Burney PG, Chinn S, Rona RJHas the prevalence of asthma increased in children? Evidence from the National Study of Health and Growth, 1973-1986. BMJ 300:1306-1310

Department of Public Health Medicine, United Medical School of Guy's, London.
BMJ Clinical Research (Impact Factor: 14.09). 06/1990; 300(6735):1306-10. DOI: 10.1136/bmj.300.6735.1306
Source: PubMed


To estimate changes in the prevalence of reported symptoms of respiratory disease and reported diagnoses of asthma and bronchitis in primary school children in England between 1973 and 1986.
Mixed longitudinal survey.
Representative sample of English primary schools in 22 areas.
15,000 Boys and 14,156 girls each studied at least once between 1973 and 1986.
Whether, according to the parent or guardian, the child had wheezed, wheezed on most days or nights, or had attacks of bronchitis or asthma in the past year.

Data items
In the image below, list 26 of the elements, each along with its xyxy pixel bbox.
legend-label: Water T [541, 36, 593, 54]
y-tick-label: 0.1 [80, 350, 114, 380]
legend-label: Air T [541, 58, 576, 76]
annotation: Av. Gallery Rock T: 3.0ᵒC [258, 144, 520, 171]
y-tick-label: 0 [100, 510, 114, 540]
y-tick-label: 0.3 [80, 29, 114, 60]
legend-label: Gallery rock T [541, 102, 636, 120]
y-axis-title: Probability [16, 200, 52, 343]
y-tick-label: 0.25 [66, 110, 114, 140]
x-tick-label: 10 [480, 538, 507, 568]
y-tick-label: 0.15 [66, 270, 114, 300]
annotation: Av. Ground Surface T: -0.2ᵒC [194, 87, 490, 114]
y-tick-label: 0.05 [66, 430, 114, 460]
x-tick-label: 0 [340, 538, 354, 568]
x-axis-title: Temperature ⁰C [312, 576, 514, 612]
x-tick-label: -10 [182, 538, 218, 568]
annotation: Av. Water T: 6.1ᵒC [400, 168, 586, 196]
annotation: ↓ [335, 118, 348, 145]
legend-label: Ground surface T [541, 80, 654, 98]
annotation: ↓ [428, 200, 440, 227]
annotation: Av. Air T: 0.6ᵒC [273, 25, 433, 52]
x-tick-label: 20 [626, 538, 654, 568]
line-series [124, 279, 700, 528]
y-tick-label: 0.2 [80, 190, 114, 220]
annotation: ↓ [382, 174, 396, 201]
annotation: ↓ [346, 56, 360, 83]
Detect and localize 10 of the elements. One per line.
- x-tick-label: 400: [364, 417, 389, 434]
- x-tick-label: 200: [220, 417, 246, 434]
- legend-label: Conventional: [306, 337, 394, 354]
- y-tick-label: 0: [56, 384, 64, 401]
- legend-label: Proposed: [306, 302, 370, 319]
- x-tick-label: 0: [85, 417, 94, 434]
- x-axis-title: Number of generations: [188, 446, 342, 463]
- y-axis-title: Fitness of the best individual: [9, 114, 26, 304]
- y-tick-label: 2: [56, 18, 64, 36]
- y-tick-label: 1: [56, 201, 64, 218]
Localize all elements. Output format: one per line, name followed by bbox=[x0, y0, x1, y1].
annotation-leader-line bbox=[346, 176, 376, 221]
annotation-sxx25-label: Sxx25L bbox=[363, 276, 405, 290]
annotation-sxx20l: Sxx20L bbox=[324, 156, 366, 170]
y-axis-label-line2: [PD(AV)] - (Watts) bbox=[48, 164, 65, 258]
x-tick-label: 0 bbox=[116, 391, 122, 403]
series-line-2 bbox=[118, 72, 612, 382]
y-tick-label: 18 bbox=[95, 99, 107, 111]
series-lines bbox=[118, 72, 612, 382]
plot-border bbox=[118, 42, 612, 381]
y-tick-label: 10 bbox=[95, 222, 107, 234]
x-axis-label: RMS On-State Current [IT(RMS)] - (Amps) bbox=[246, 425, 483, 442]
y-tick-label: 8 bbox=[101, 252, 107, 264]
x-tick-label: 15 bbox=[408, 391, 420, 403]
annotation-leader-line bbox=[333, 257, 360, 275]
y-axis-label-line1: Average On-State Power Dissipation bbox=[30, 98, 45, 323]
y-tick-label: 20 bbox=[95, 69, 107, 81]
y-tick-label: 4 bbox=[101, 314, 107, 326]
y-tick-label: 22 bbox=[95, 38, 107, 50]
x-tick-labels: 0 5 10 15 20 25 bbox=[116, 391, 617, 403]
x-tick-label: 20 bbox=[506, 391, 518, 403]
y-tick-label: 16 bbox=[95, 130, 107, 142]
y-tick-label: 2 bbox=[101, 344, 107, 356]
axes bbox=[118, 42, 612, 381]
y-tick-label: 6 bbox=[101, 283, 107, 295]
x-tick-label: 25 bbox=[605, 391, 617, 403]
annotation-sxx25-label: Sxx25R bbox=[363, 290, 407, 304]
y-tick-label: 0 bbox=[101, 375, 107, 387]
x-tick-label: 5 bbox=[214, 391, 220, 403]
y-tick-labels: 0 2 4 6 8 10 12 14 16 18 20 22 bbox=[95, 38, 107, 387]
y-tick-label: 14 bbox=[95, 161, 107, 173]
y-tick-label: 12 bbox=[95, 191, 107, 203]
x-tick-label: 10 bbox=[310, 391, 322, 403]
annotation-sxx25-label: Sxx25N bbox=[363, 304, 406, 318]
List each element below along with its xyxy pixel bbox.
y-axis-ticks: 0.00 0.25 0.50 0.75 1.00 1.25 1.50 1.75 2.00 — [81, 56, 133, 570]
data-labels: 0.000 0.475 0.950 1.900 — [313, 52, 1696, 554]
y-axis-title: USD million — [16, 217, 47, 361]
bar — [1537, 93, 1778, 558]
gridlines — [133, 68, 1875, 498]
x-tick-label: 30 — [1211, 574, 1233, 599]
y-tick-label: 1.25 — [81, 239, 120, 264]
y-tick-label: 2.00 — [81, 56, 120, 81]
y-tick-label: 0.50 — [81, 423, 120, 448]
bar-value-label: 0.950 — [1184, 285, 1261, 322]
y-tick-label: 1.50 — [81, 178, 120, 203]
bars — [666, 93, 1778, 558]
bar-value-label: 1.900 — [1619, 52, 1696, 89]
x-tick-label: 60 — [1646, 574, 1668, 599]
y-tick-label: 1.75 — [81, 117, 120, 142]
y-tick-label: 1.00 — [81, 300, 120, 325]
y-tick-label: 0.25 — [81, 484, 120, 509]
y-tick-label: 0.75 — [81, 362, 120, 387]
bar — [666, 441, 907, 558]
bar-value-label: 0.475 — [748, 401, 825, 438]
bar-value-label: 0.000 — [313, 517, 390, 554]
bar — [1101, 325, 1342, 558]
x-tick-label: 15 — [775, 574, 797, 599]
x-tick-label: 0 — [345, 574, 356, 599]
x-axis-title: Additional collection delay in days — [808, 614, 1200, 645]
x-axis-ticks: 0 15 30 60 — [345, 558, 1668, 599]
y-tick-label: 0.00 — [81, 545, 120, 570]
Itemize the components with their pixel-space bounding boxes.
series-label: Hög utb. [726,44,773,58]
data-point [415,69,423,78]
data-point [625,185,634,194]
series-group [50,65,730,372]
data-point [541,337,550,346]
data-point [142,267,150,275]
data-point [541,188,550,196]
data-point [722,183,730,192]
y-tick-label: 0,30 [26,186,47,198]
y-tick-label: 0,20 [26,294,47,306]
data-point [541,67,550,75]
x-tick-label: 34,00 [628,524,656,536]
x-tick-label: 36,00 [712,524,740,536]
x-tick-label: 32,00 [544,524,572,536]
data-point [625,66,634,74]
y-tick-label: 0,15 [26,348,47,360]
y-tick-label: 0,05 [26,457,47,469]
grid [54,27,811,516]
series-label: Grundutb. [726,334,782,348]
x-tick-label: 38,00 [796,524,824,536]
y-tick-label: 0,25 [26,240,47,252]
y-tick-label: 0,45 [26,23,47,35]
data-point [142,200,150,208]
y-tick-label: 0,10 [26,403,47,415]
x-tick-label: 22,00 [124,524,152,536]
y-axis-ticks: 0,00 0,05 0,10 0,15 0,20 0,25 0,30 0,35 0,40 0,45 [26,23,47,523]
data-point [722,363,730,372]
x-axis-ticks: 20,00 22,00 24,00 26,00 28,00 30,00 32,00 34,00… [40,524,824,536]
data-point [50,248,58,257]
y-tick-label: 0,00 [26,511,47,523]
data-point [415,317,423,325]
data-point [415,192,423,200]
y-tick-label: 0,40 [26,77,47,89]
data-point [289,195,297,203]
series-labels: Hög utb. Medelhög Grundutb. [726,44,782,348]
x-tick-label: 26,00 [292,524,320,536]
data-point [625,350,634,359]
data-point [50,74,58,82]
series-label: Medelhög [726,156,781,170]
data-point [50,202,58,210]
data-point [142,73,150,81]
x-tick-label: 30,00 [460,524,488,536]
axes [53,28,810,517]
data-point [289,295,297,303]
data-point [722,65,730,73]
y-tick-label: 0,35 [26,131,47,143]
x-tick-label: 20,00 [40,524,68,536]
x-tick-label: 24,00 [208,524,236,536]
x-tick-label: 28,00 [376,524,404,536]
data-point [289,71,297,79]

▸ **Exercise set**:
1. Answer these questions using the asthma study abstract:
(a) Which department is listed for the authors?
(b) What type of survey was used?
(c) How many boys and how many girls were studied?
2. Write out everything in the asthma study abstract from "BMJ Clinical Research" down to "England between 1973 and 1986.", word for word.
3. Continue the asthma study abstract from the point where it stops.
These rows were drawn from a separate source, unrelated to the abstract.

▸ **Replies**:
1.
(a) Department of Public Health Medicine, United Medical School of Guy's, London
(b) A mixed longitudinal survey
(c) 15,000 boys and 14,156 girls

2.
BMJ Clinical Research (Impact Factor: 14.09). 06/1990; 300(6735):1306-10. DOI: 10.1136/bmj.300.6735.1306
Source: PubMed


To estimate changes in the prevalence of reported symptoms of respiratory disease and reported diagnoses of asthma and bronchitis in primary school children in England between 1973 and 1986.

3.
Within age groups trends in successive annual cohorts showed an increasing prevalence of asthma for each annual birth cohort (boys, 6.9%, p less than 0.001; girls, 12.8%, p less than 0.001) and of wheeze on most days or nights (boys, 4.3% per cohort, p less than 0.001; girls, 6.1% per cohort, p less than 0.001) and a falling prevalence of bronchitis (boys, -4.7% per cohort, p less than 0.001; girls, -5.8% per cohort, p less than 0.001). There was a smaller increase in the prevalence of wheeze whether or not it occurred on most days or nights, and this increase was significant only among the girls (boys, 1.0% per cohort, p greater than 0.05; girls, 1.7% per cohort, p less than 0.05). Although the rate of increase of "asthma" was greater than the rate of decrease in "bronchitis," the baseline prevalence of asthma was much lower than that of bronchitis, and the total proportion of children with either diagnosis declined slightly over the whole period. The main change was an increase in the proportion of children whose parents stated that they had persistent wheeze and yet did not have a report of either "asthma" or "bronchitis."
These results suggest that there has been a true increase in morbidity that is not simply due to changes in diagnostic fashion. The increase is large enough to explain much if not all of the increase in admission to hospital and mortality, and it underlines the importance of an understanding of the aetiology of asthma in tackling the causes of the recent increase.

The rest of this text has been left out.